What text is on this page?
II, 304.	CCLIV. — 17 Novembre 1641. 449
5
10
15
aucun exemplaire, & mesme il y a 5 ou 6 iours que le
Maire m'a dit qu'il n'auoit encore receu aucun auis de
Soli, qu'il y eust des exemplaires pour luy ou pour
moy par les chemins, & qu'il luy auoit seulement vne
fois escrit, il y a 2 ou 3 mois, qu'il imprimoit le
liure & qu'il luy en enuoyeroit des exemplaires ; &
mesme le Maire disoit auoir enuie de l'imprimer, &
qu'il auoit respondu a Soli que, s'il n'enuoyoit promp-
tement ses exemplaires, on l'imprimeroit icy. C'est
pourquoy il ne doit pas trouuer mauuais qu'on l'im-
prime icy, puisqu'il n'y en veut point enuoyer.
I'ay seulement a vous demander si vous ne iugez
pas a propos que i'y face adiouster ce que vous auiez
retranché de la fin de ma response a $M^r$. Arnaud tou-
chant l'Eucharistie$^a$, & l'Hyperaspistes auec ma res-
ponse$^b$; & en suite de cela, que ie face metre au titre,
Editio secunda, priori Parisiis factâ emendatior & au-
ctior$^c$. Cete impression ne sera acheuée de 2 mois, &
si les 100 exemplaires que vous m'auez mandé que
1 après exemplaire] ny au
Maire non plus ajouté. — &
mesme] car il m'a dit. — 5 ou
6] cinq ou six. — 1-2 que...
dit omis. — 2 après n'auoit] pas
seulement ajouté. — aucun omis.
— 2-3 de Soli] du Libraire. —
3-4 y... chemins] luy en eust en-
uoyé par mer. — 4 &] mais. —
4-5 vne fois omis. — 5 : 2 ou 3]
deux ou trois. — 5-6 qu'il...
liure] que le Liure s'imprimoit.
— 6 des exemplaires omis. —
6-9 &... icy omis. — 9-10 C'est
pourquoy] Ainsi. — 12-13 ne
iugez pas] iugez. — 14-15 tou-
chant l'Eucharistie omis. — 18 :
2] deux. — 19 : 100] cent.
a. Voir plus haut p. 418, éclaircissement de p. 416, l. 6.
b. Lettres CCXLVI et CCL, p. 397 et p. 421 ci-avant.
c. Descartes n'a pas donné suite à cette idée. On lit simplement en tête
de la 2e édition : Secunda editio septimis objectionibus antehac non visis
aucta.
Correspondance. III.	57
===
→ YOUR GOAL
Reproduce the entries above exactly.

→ EXERCISE RESULT
What text is on this page?
II, 304.	CCLIV. — 17 Novembre 1641. 449
5
10
15
aucun exemplaire, & mesme il y a 5 ou 6 iours que le
Maire m'a dit qu'il n'auoit encore receu aucun auis de
Soli, qu'il y eust des exemplaires pour luy ou pour
moy par les chemins, & qu'il luy auoit seulement vne
fois escrit, il y a 2 ou 3 mois, qu'il imprimoit le
liure & qu'il luy en enuoyeroit des exemplaires ; &
mesme le Maire disoit auoir enuie de l'imprimer, &
qu'il auoit respondu a Soli que, s'il n'enuoyoit promp-
tement ses exemplaires, on l'imprimeroit icy. C'est
pourquoy il ne doit pas trouuer mauuais qu'on l'im-
prime icy, puisqu'il n'y en veut point enuoyer.
I'ay seulement a vous demander si vous ne iugez
pas a propos que i'y face adiouster ce que vous auiez
retranché de la fin de ma response a $M^r$. Arnaud tou-
chant l'Eucharistie$^a$, & l'Hyperaspistes auec ma res-
ponse$^b$; & en suite de cela, que ie face metre au titre,
Editio secunda, priori Parisiis factâ emendatior & au-
ctior$^c$. Cete impression ne sera acheuée de 2 mois, &
si les 100 exemplaires que vous m'auez mandé que
1 après exemplaire] ny au
Maire non plus ajouté. — &
mesme] car il m'a dit. — 5 ou
6] cinq ou six. — 1-2 que...
dit omis. — 2 après n'auoit] pas
seulement ajouté. — aucun omis.
— 2-3 de Soli] du Libraire. —
3-4 y... chemins] luy en eust en-
uoyé par mer. — 4 &] mais. —
4-5 vne fois omis. — 5 : 2 ou 3]
deux ou trois. — 5-6 qu'il...
liure] que le Liure s'imprimoit.
— 6 des exemplaires omis. —
6-9 &... icy omis. — 9-10 C'est
pourquoy] Ainsi. — 12-13 ne
iugez pas] iugez. — 14-15 tou-
chant l'Eucharistie omis. — 18 :
2] deux. — 19 : 100] cent.
a. Voir plus haut p. 418, éclaircissement de p. 416, l. 6.
b. Lettres CCXLVI et CCL, p. 397 et p. 421 ci-avant.
c. Descartes n'a pas donné suite à cette idée. On lit simplement en tête
de la 2e édition : Secunda editio septimis objectionibus antehac non visis
aucta.
Correspondance. III.	57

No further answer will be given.